I often think that the thing that probably causes the most “quiet desperation” in modern society, is the relentless pursuit of “Having it all”.
“Who says you can’t have it all?” were the lyrics of an annoyingly upbeat beer jingle from the mid-1980s.
This campaign for Michelob Lite tritely asked the question, “Who says you can’t love your work, and leave it too?” as an allegory to the question, “Who says you can’t get great, satisfying taste in a beer, that also happens to be kinda light and watery?”
I remember seeing the ad as a kid. Some yuppie who looked good in a suit, looked good in a corporate office, but also looked pretty good on the basketball court with his buddies, and who also looked good wielding an electric guitar surrounded by an admiring group of ladies. Loving his work, and leaving it too, as the jingle reaches its triumphant climax. “Oh YES you caaaaan… have it ALL!” How stirring for the soul etc. Tolstoy or Beethoven would be proud etc etc.
If you read the article from 1987 that I linked to above, you’ll find the campaign wasn’t that successful.
Of course it wasn’t. Why? Because as we all know, life isn’t like that.
How many PhD’s have quit their stellar careers in academe, to go play for the NFL? How many NBA stars, after they retired from basketball, go off to run a division of IBM?

Information supplied:

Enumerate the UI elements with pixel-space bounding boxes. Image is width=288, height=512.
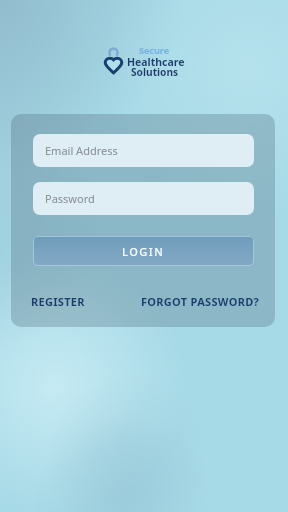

Tasks to perform:
a: Render this sentence from the essay about having it all into Spanish: "If you read the article from 1987 that I linked to above, you’ll find the campaign wasn’t that successful."
b: Retype the essay about having it all between "I often think" and "from the mid-1980s.", inclusive, without changing anything.
Rely only on the essay about having it all, not on the material.

The results:
a: Si lees el artículo de 1987 que enlacé más arriba, verás que la campaña no tuvo tanto éxito.

b:
I often think that the thing that probably causes the most “quiet desperation” in modern society, is the relentless pursuit of “Having it all”.
“Who says you can’t have it all?” were the lyrics of an annoyingly upbeat beer jingle from the mid-1980s.